[Extracted data — start]
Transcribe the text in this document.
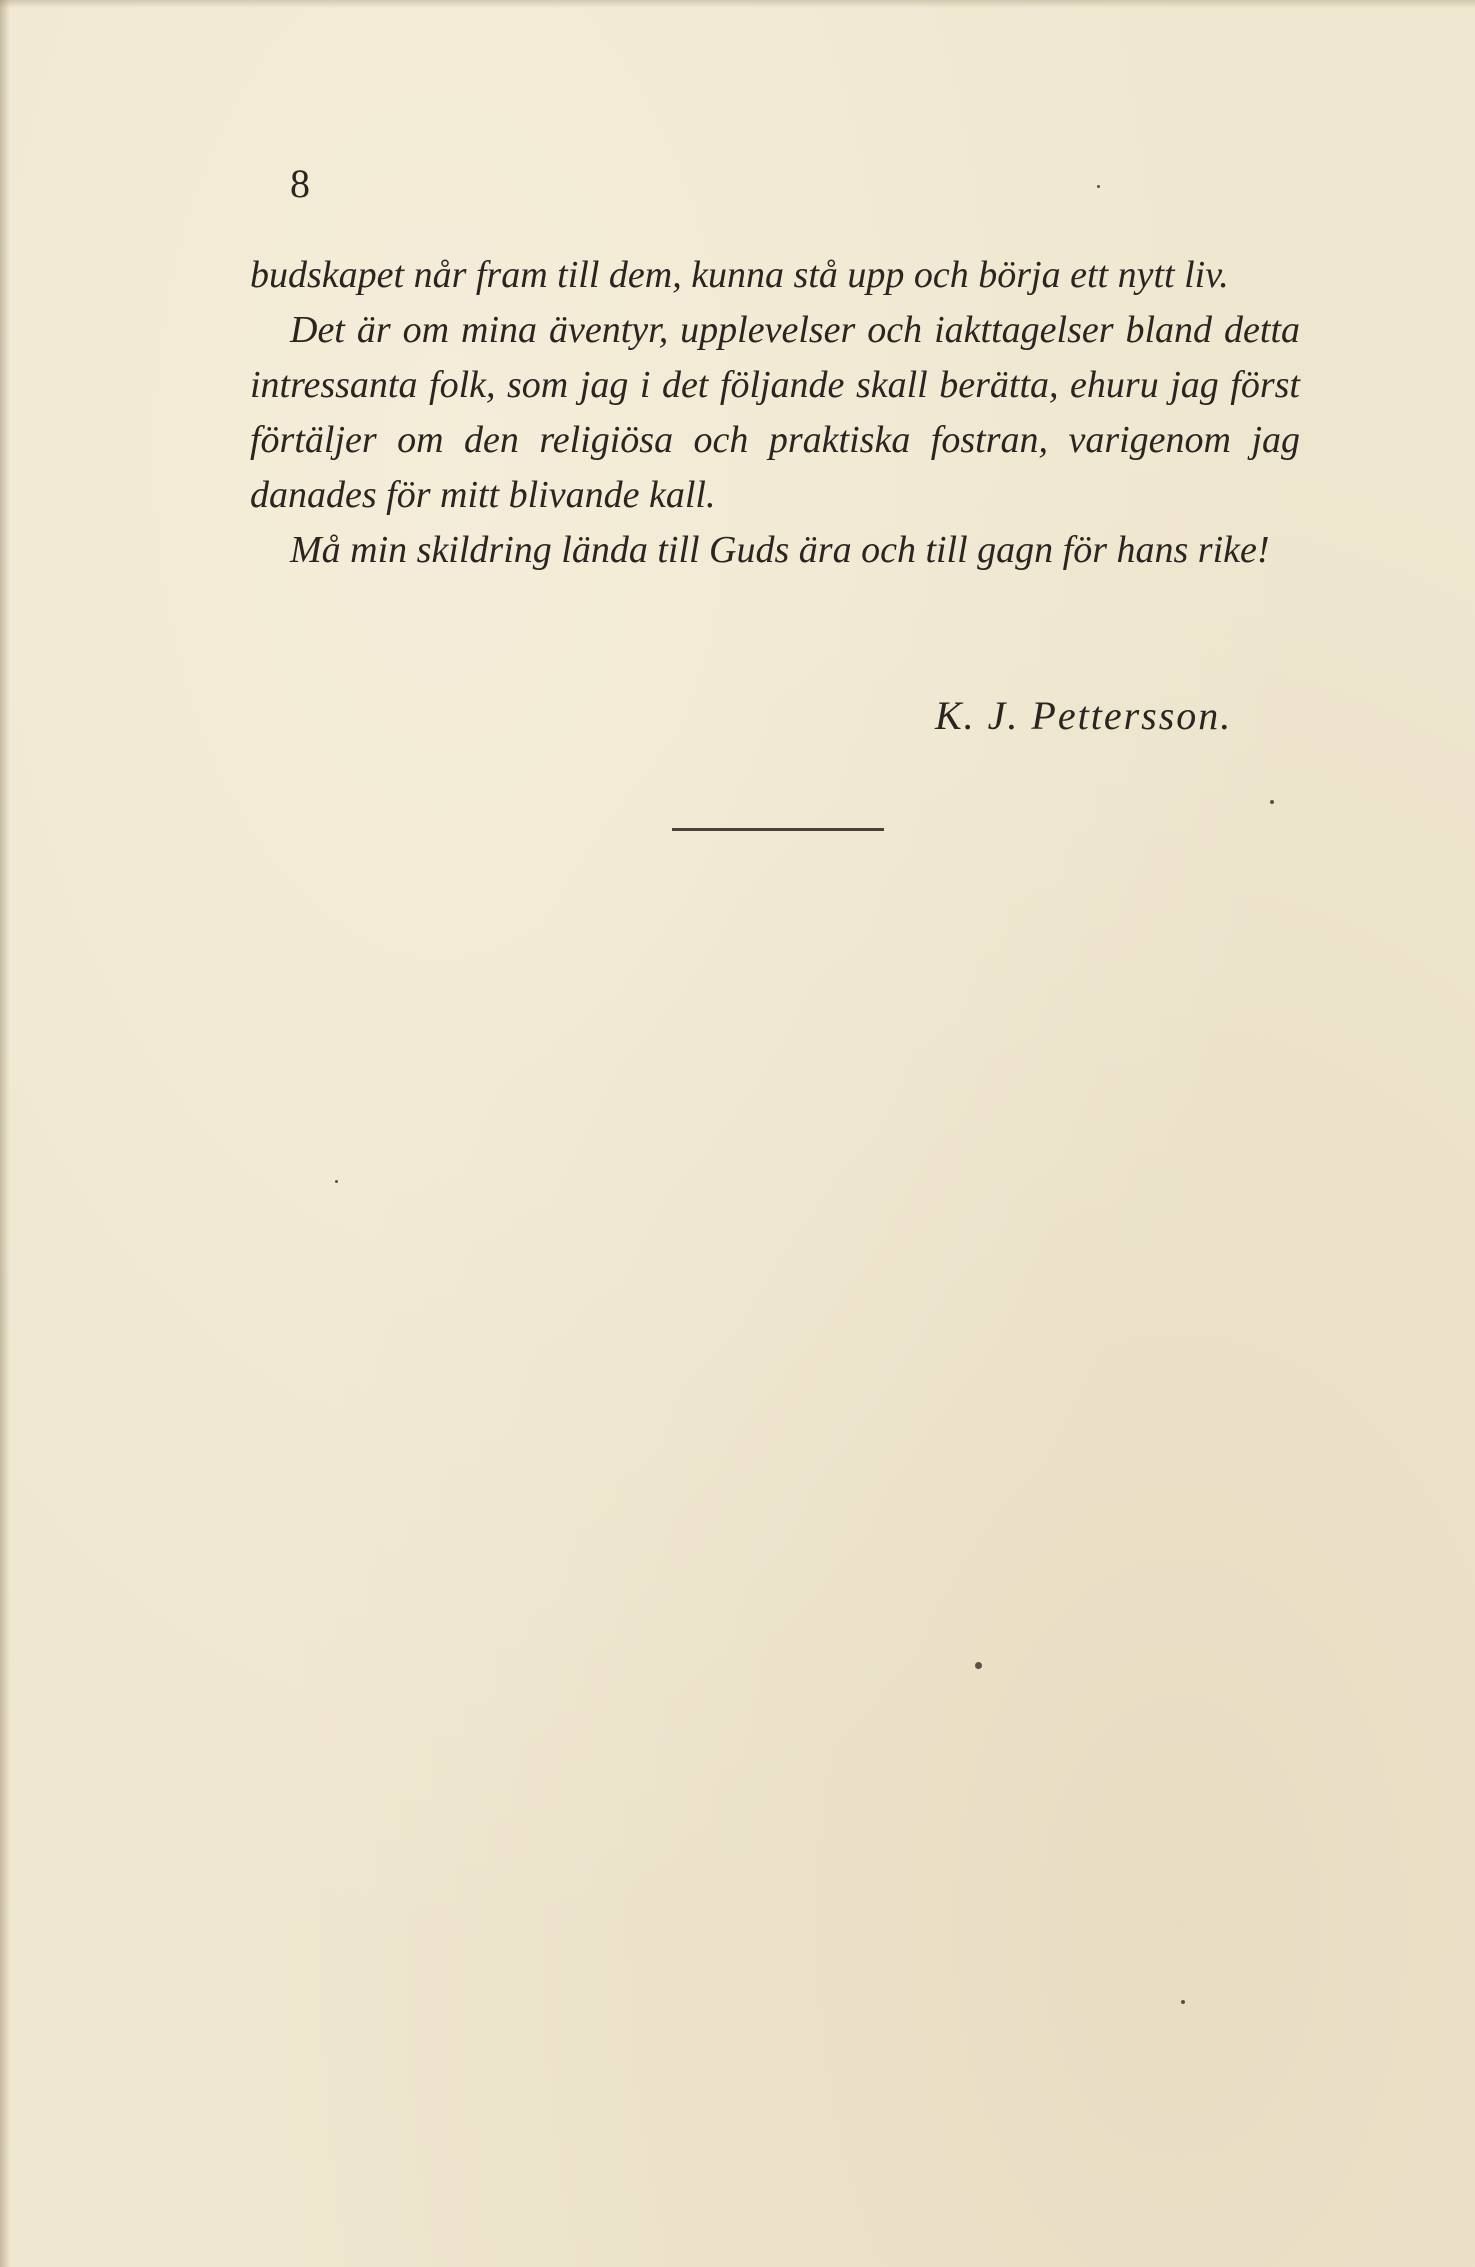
8

budskapet når fram till dem, kunna stå upp och börja ett nytt liv.

Det är om mina äventyr, upplevelser och iakttagelser bland detta intressanta folk, som jag i det följande skall berätta, ehuru jag först förtäljer om den religiösa och praktiska fostran, varigenom jag danades för mitt blivande kall.

Må min skildring lända till Guds ära och till gagn för hans rike!

K. J. Pettersson.
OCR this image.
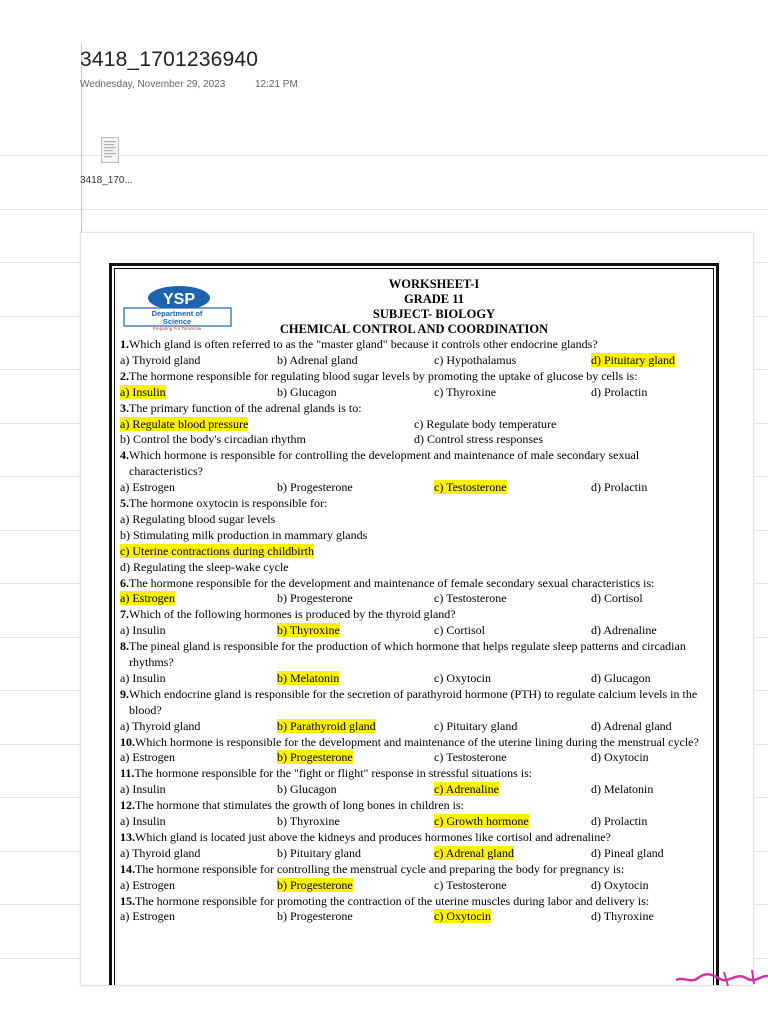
3418_1701236940
Wednesday, November 29, 2023	12:21 PM
3418_170...
YSP
Department of
Science
Preparing For Tomorrow
WORKSHEET-I
GRADE 11
SUBJECT- BIOLOGY
CHEMICAL CONTROL AND COORDINATION
1.Which gland is often referred to as the "master gland" because it controls other endocrine glands?
a) Thyroid gland	b) Adrenal gland	c) Hypothalamus	d) Pituitary gland
2.The hormone responsible for regulating blood sugar levels by promoting the uptake of glucose by cells is:
a) Insulin	b) Glucagon	c) Thyroxine	d) Prolactin
3.The primary function of the adrenal glands is to:
a) Regulate blood pressure	c) Regulate body temperature
b) Control the body's circadian rhythm	d) Control stress responses
4.Which hormone is responsible for controlling the development and maintenance of male secondary sexual characteristics?
a) Estrogen	b) Progesterone	c) Testosterone	d) Prolactin
5.The hormone oxytocin is responsible for:
a) Regulating blood sugar levels
b) Stimulating milk production in mammary glands
c) Uterine contractions during childbirth
d) Regulating the sleep-wake cycle
6.The hormone responsible for the development and maintenance of female secondary sexual characteristics is:
a) Estrogen	b) Progesterone	c) Testosterone	d) Cortisol
7.Which of the following hormones is produced by the thyroid gland?
a) Insulin	b) Thyroxine	c) Cortisol	d) Adrenaline
8.The pineal gland is responsible for the production of which hormone that helps regulate sleep patterns and circadian rhythms?
a) Insulin	b) Melatonin	c) Oxytocin	d) Glucagon
9.Which endocrine gland is responsible for the secretion of parathyroid hormone (PTH) to regulate calcium levels in the blood?
a) Thyroid gland	b) Parathyroid gland	c) Pituitary gland	d) Adrenal gland
10.Which hormone is responsible for the development and maintenance of the uterine lining during the menstrual cycle?
a) Estrogen	b) Progesterone	c) Testosterone	d) Oxytocin
11.The hormone responsible for the "fight or flight" response in stressful situations is:
a) Insulin	b) Glucagon	c) Adrenaline	d) Melatonin
12.The hormone that stimulates the growth of long bones in children is:
a) Insulin	b) Thyroxine	c) Growth hormone	d) Prolactin
13.Which gland is located just above the kidneys and produces hormones like cortisol and adrenaline?
a) Thyroid gland	b) Pituitary gland	c) Adrenal gland	d) Pineal gland
14.The hormone responsible for controlling the menstrual cycle and preparing the body for pregnancy is:
a) Estrogen	b) Progesterone	c) Testosterone	d) Oxytocin
15.The hormone responsible for promoting the contraction of the uterine muscles during labor and delivery is:
a) Estrogen	b) Progesterone	c) Oxytocin	d) Thyroxine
[Extracted data — finish]
▶ **Activity**: Each entry above must be duplicated precisely; none of the pictures may be included.

▶ **Response area**:
Transcribe the text in this document.
8

budskapet når fram till dem, kunna stå upp och börja ett nytt liv.

Det är om mina äventyr, upplevelser och iakttagelser bland detta intressanta folk, som jag i det följande skall berätta, ehuru jag först förtäljer om den religiösa och praktiska fostran, varigenom jag danades för mitt blivande kall.

Må min skildring lända till Guds ära och till gagn för hans rike!

K. J. Pettersson.
OCR this image.
3418_1701236940
Wednesday, November 29, 2023	12:21 PM
3418_170...
YSP
Department of
Science
Preparing For Tomorrow
WORKSHEET-I
GRADE 11
SUBJECT- BIOLOGY
CHEMICAL CONTROL AND COORDINATION
1.Which gland is often referred to as the "master gland" because it controls other endocrine glands?
a) Thyroid gland	b) Adrenal gland	c) Hypothalamus	d) Pituitary gland
2.The hormone responsible for regulating blood sugar levels by promoting the uptake of glucose by cells is:
a) Insulin	b) Glucagon	c) Thyroxine	d) Prolactin
3.The primary function of the adrenal glands is to:
a) Regulate blood pressure	c) Regulate body temperature
b) Control the body's circadian rhythm	d) Control stress responses
4.Which hormone is responsible for controlling the development and maintenance of male secondary sexual characteristics?
a) Estrogen	b) Progesterone	c) Testosterone	d) Prolactin
5.The hormone oxytocin is responsible for:
a) Regulating blood sugar levels
b) Stimulating milk production in mammary glands
c) Uterine contractions during childbirth
d) Regulating the sleep-wake cycle
6.The hormone responsible for the development and maintenance of female secondary sexual characteristics is:
a) Estrogen	b) Progesterone	c) Testosterone	d) Cortisol
7.Which of the following hormones is produced by the thyroid gland?
a) Insulin	b) Thyroxine	c) Cortisol	d) Adrenaline
8.The pineal gland is responsible for the production of which hormone that helps regulate sleep patterns and circadian rhythms?
a) Insulin	b) Melatonin	c) Oxytocin	d) Glucagon
9.Which endocrine gland is responsible for the secretion of parathyroid hormone (PTH) to regulate calcium levels in the blood?
a) Thyroid gland	b) Parathyroid gland	c) Pituitary gland	d) Adrenal gland
10.Which hormone is responsible for the development and maintenance of the uterine lining during the menstrual cycle?
a) Estrogen	b) Progesterone	c) Testosterone	d) Oxytocin
11.The hormone responsible for the "fight or flight" response in stressful situations is:
a) Insulin	b) Glucagon	c) Adrenaline	d) Melatonin
12.The hormone that stimulates the growth of long bones in children is:
a) Insulin	b) Thyroxine	c) Growth hormone	d) Prolactin
13.Which gland is located just above the kidneys and produces hormones like cortisol and adrenaline?
a) Thyroid gland	b) Pituitary gland	c) Adrenal gland	d) Pineal gland
14.The hormone responsible for controlling the menstrual cycle and preparing the body for pregnancy is:
a) Estrogen	b) Progesterone	c) Testosterone	d) Oxytocin
15.The hormone responsible for promoting the contraction of the uterine muscles during labor and delivery is:
a) Estrogen	b) Progesterone	c) Oxytocin	d) Thyroxine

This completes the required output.